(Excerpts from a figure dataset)
________________________________________

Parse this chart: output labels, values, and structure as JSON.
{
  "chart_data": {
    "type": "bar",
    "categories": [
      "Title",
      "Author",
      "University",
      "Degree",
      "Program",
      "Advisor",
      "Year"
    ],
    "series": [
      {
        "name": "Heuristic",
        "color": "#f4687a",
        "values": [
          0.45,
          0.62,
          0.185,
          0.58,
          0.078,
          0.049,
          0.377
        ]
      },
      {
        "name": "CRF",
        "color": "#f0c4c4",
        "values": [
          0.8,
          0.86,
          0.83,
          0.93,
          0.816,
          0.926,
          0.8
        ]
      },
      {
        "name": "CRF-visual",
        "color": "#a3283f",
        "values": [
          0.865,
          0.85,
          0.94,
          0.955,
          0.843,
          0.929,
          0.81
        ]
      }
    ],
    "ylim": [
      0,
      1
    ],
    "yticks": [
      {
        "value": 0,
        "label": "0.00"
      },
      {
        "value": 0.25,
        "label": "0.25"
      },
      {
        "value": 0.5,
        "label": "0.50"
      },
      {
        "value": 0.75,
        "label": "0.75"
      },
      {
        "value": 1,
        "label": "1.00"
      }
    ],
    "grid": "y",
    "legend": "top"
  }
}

________________________________________

- **OBJECTIVE**
Using the data above, say how many lines include "color". No other reply is needed.

- **EXERCISE RESULT**
3